• **Records to use**
════════════════════

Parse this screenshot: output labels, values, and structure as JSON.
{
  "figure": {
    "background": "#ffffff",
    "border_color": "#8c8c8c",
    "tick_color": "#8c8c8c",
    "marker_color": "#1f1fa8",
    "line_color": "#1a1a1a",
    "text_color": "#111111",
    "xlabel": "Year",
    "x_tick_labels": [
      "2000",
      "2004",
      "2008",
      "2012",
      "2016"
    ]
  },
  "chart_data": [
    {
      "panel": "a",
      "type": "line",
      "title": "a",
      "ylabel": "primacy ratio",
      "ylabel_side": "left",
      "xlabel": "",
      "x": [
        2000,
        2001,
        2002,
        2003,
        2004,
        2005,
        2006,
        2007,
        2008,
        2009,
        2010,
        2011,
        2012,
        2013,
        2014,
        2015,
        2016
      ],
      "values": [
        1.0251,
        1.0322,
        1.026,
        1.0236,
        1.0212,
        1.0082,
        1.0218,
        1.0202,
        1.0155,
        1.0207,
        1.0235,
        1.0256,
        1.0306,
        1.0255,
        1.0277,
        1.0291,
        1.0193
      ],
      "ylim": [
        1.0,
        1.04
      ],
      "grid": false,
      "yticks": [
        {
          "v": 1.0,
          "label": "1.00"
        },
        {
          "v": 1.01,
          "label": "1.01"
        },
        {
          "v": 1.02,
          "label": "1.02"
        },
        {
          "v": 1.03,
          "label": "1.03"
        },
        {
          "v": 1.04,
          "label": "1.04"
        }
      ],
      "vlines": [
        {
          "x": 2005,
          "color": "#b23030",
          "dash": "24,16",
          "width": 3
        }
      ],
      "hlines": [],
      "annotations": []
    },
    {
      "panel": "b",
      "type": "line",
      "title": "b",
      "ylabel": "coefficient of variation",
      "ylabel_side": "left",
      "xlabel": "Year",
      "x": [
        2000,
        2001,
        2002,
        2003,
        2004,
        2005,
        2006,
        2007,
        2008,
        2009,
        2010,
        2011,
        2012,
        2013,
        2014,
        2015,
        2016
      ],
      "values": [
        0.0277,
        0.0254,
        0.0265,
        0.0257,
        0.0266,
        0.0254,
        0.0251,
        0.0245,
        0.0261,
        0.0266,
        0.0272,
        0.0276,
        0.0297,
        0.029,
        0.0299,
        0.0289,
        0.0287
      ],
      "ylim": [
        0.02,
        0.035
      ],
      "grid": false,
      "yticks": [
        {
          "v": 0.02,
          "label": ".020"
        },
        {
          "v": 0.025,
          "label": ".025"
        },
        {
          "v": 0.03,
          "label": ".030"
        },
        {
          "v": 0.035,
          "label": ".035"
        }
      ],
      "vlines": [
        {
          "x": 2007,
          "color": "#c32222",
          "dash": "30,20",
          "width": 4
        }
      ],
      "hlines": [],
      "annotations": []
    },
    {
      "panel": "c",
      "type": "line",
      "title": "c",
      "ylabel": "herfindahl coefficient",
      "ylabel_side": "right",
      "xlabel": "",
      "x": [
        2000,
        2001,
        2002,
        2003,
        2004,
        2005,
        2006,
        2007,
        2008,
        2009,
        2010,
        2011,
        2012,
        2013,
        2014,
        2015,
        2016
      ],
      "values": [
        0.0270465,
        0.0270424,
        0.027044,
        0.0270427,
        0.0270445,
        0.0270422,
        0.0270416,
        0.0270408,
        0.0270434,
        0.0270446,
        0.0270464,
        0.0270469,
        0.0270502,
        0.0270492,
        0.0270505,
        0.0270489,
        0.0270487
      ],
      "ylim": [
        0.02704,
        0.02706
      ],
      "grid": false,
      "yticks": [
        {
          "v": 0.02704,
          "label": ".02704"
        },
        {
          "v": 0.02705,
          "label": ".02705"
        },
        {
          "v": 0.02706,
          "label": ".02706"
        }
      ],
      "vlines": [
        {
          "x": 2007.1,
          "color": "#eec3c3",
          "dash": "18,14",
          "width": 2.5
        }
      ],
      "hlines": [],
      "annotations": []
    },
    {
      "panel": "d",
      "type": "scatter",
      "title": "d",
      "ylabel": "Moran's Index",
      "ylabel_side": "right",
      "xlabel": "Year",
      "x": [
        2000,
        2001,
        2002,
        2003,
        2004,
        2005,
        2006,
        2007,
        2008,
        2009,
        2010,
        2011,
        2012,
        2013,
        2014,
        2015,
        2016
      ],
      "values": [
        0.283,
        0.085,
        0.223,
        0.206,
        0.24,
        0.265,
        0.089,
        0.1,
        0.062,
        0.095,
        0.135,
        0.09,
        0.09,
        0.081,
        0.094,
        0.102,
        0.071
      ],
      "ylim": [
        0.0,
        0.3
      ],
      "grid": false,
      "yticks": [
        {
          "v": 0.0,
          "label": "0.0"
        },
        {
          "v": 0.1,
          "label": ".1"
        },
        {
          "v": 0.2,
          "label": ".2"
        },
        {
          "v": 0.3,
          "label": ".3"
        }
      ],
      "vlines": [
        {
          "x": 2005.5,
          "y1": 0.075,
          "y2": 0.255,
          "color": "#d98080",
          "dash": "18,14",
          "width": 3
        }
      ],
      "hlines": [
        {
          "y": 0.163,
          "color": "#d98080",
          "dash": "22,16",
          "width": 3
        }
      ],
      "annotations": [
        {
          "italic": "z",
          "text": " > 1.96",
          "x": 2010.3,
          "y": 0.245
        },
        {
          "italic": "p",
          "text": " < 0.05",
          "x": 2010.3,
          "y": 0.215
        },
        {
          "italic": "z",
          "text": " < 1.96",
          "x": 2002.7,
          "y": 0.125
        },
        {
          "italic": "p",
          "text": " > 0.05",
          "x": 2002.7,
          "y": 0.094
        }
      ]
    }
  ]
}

════════════════════

• **Task description**
Each entry is to be returned in full, character for character.

• **Worked solution**
Parse this screenshot: output labels, values, and structure as JSON.
{
  "figure": {
    "background": "#ffffff",
    "border_color": "#8c8c8c",
    "tick_color": "#8c8c8c",
    "marker_color": "#1f1fa8",
    "line_color": "#1a1a1a",
    "text_color": "#111111",
    "xlabel": "Year",
    "x_tick_labels": [
      "2000",
      "2004",
      "2008",
      "2012",
      "2016"
    ]
  },
  "chart_data": [
    {
      "panel": "a",
      "type": "line",
      "title": "a",
      "ylabel": "primacy ratio",
      "ylabel_side": "left",
      "xlabel": "",
      "x": [
        2000,
        2001,
        2002,
        2003,
        2004,
        2005,
        2006,
        2007,
        2008,
        2009,
        2010,
        2011,
        2012,
        2013,
        2014,
        2015,
        2016
      ],
      "values": [
        1.0251,
        1.0322,
        1.026,
        1.0236,
        1.0212,
        1.0082,
        1.0218,
        1.0202,
        1.0155,
        1.0207,
        1.0235,
        1.0256,
        1.0306,
        1.0255,
        1.0277,
        1.0291,
        1.0193
      ],
      "ylim": [
        1.0,
        1.04
      ],
      "grid": false,
      "yticks": [
        {
          "v": 1.0,
          "label": "1.00"
        },
        {
          "v": 1.01,
          "label": "1.01"
        },
        {
          "v": 1.02,
          "label": "1.02"
        },
        {
          "v": 1.03,
          "label": "1.03"
        },
        {
          "v": 1.04,
          "label": "1.04"
        }
      ],
      "vlines": [
        {
          "x": 2005,
          "color": "#b23030",
          "dash": "24,16",
          "width": 3
        }
      ],
      "hlines": [],
      "annotations": []
    },
    {
      "panel": "b",
      "type": "line",
      "title": "b",
      "ylabel": "coefficient of variation",
      "ylabel_side": "left",
      "xlabel": "Year",
      "x": [
        2000,
        2001,
        2002,
        2003,
        2004,
        2005,
        2006,
        2007,
        2008,
        2009,
        2010,
        2011,
        2012,
        2013,
        2014,
        2015,
        2016
      ],
      "values": [
        0.0277,
        0.0254,
        0.0265,
        0.0257,
        0.0266,
        0.0254,
        0.0251,
        0.0245,
        0.0261,
        0.0266,
        0.0272,
        0.0276,
        0.0297,
        0.029,
        0.0299,
        0.0289,
        0.0287
      ],
      "ylim": [
        0.02,
        0.035
      ],
      "grid": false,
      "yticks": [
        {
          "v": 0.02,
          "label": ".020"
        },
        {
          "v": 0.025,
          "label": ".025"
        },
        {
          "v": 0.03,
          "label": ".030"
        },
        {
          "v": 0.035,
          "label": ".035"
        }
      ],
      "vlines": [
        {
          "x": 2007,
          "color": "#c32222",
          "dash": "30,20",
          "width": 4
        }
      ],
      "hlines": [],
      "annotations": []
    },
    {
      "panel": "c",
      "type": "line",
      "title": "c",
      "ylabel": "herfindahl coefficient",
      "ylabel_side": "right",
      "xlabel": "",
      "x": [
        2000,
        2001,
        2002,
        2003,
        2004,
        2005,
        2006,
        2007,
        2008,
        2009,
        2010,
        2011,
        2012,
        2013,
        2014,
        2015,
        2016
      ],
      "values": [
        0.0270465,
        0.0270424,
        0.027044,
        0.0270427,
        0.0270445,
        0.0270422,
        0.0270416,
        0.0270408,
        0.0270434,
        0.0270446,
        0.0270464,
        0.0270469,
        0.0270502,
        0.0270492,
        0.0270505,
        0.0270489,
        0.0270487
      ],
      "ylim": [
        0.02704,
        0.02706
      ],
      "grid": false,
      "yticks": [
        {
          "v": 0.02704,
          "label": ".02704"
        },
        {
          "v": 0.02705,
          "label": ".02705"
        },
        {
          "v": 0.02706,
          "label": ".02706"
        }
      ],
      "vlines": [
        {
          "x": 2007.1,
          "color": "#eec3c3",
          "dash": "18,14",
          "width": 2.5
        }
      ],
      "hlines": [],
      "annotations": []
    },
    {
      "panel": "d",
      "type": "scatter",
      "title": "d",
      "ylabel": "Moran's Index",
      "ylabel_side": "right",
      "xlabel": "Year",
      "x": [
        2000,
        2001,
        2002,
        2003,
        2004,
        2005,
        2006,
        2007,
        2008,
        2009,
        2010,
        2011,
        2012,
        2013,
        2014,
        2015,
        2016
      ],
      "values": [
        0.283,
        0.085,
        0.223,
        0.206,
        0.24,
        0.265,
        0.089,
        0.1,
        0.062,
        0.095,
        0.135,
        0.09,
        0.09,
        0.081,
        0.094,
        0.102,
        0.071
      ],
      "ylim": [
        0.0,
        0.3
      ],
      "grid": false,
      "yticks": [
        {
          "v": 0.0,
          "label": "0.0"
        },
        {
          "v": 0.1,
          "label": ".1"
        },
        {
          "v": 0.2,
          "label": ".2"
        },
        {
          "v": 0.3,
          "label": ".3"
        }
      ],
      "vlines": [
        {
          "x": 2005.5,
          "y1": 0.075,
          "y2": 0.255,
          "color": "#d98080",
          "dash": "18,14",
          "width": 3
        }
      ],
      "hlines": [
        {
          "y": 0.163,
          "color": "#d98080",
          "dash": "22,16",
          "width": 3
        }
      ],
      "annotations": [
        {
          "italic": "z",
          "text": " > 1.96",
          "x": 2010.3,
          "y": 0.245
        },
        {
          "italic": "p",
          "text": " < 0.05",
          "x": 2010.3,
          "y": 0.215
        },
        {
          "italic": "z",
          "text": " < 1.96",
          "x": 2002.7,
          "y": 0.125
        },
        {
          "italic": "p",
          "text": " > 0.05",
          "x": 2002.7,
          "y": 0.094
        }
      ]
    }
  ]
}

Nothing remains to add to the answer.